+++ TASK INPUTS +++

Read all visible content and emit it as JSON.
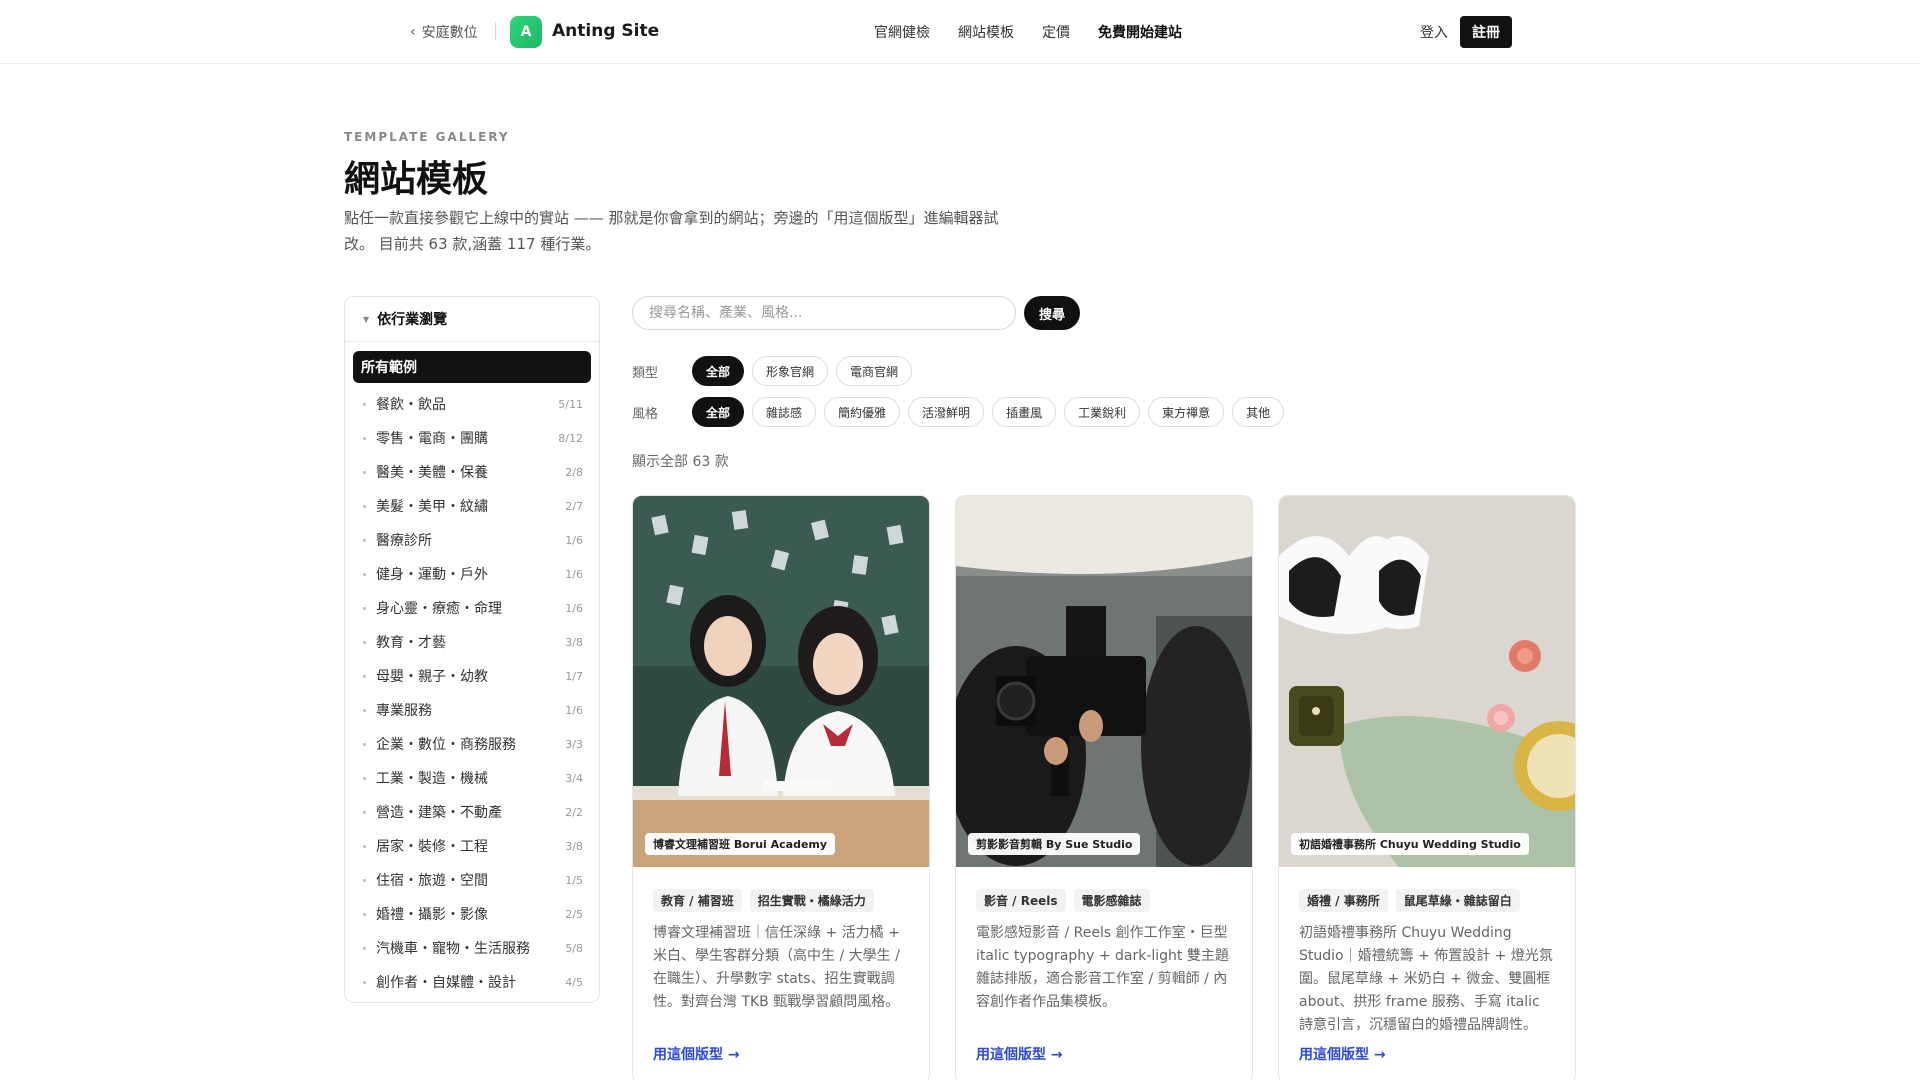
{
  "header": {
    "back_label": "安庭數位",
    "logo_letter": "A",
    "brand": "Anting Site",
    "nav": [
      {
        "label": "官網健檢",
        "strong": false
      },
      {
        "label": "網站模板",
        "strong": false
      },
      {
        "label": "定價",
        "strong": false
      },
      {
        "label": "免費開始建站",
        "strong": true
      }
    ],
    "login": "登入",
    "register": "註冊"
  },
  "hero": {
    "eyebrow": "TEMPLATE GALLERY",
    "title": "網站模板",
    "description": "點任一款直接參觀它上線中的實站 —— 那就是你會拿到的網站；旁邊的「用這個版型」進編輯器試改。 目前共 63 款,涵蓋 117 種行業。"
  },
  "sidebar": {
    "heading": "依行業瀏覽",
    "all_label": "所有範例",
    "items": [
      {
        "label": "餐飲・飲品",
        "count": "5/11"
      },
      {
        "label": "零售・電商・團購",
        "count": "8/12"
      },
      {
        "label": "醫美・美體・保養",
        "count": "2/8"
      },
      {
        "label": "美髮・美甲・紋繡",
        "count": "2/7"
      },
      {
        "label": "醫療診所",
        "count": "1/6"
      },
      {
        "label": "健身・運動・戶外",
        "count": "1/6"
      },
      {
        "label": "身心靈・療癒・命理",
        "count": "1/6"
      },
      {
        "label": "教育・才藝",
        "count": "3/8"
      },
      {
        "label": "母嬰・親子・幼教",
        "count": "1/7"
      },
      {
        "label": "專業服務",
        "count": "1/6"
      },
      {
        "label": "企業・數位・商務服務",
        "count": "3/3"
      },
      {
        "label": "工業・製造・機械",
        "count": "3/4"
      },
      {
        "label": "營造・建築・不動產",
        "count": "2/2"
      },
      {
        "label": "居家・裝修・工程",
        "count": "3/8"
      },
      {
        "label": "住宿・旅遊・空間",
        "count": "1/5"
      },
      {
        "label": "婚禮・攝影・影像",
        "count": "2/5"
      },
      {
        "label": "汽機車・寵物・生活服務",
        "count": "5/8"
      },
      {
        "label": "創作者・自媒體・設計",
        "count": "4/5"
      }
    ]
  },
  "search": {
    "placeholder": "搜尋名稱、產業、風格...",
    "button": "搜尋"
  },
  "filters": {
    "type": {
      "label": "類型",
      "chips": [
        "全部",
        "形象官網",
        "電商官網"
      ],
      "active": 0
    },
    "style": {
      "label": "風格",
      "chips": [
        "全部",
        "雜誌感",
        "簡約優雅",
        "活潑鮮明",
        "插畫風",
        "工業銳利",
        "東方禪意",
        "其他"
      ],
      "active": 0
    }
  },
  "result_count": "顯示全部 63 款",
  "cards": [
    {
      "caption": "博睿文理補習班 Borui Academy",
      "tags": [
        "教育 / 補習班",
        "招生實戰・橘綠活力"
      ],
      "description": "博睿文理補習班｜信任深綠 + 活力橘 + 米白、學生客群分類（高中生 / 大學生 / 在職生）、升學數字 stats、招生實戰調性。對齊台灣 TKB 甄戰學習顧問風格。",
      "cta": "用這個版型 →"
    },
    {
      "caption": "剪影影音剪輯 By Sue Studio",
      "tags": [
        "影音 / Reels",
        "電影感雜誌"
      ],
      "description": "電影感短影音 / Reels 創作工作室・巨型 italic typography + dark-light 雙主題雜誌排版，適合影音工作室 / 剪輯師 / 內容創作者作品集模板。",
      "cta": "用這個版型 →"
    },
    {
      "caption": "初語婚禮事務所 Chuyu Wedding Studio",
      "tags": [
        "婚禮 / 事務所",
        "鼠尾草綠・雜誌留白"
      ],
      "description": "初語婚禮事務所 Chuyu Wedding Studio｜婚禮統籌 + 佈置設計 + 燈光氛圍。鼠尾草綠 + 米奶白 + 微金、雙圓框 about、拱形 frame 服務、手寫 italic 詩意引言，沉穩留白的婚禮品牌調性。",
      "cta": "用這個版型 →"
    }
  ]
}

+++

_STATED PROBLEM_
Report only the number of lines in the data above that contain "italic".

_EXERCISE RESPONSE_
2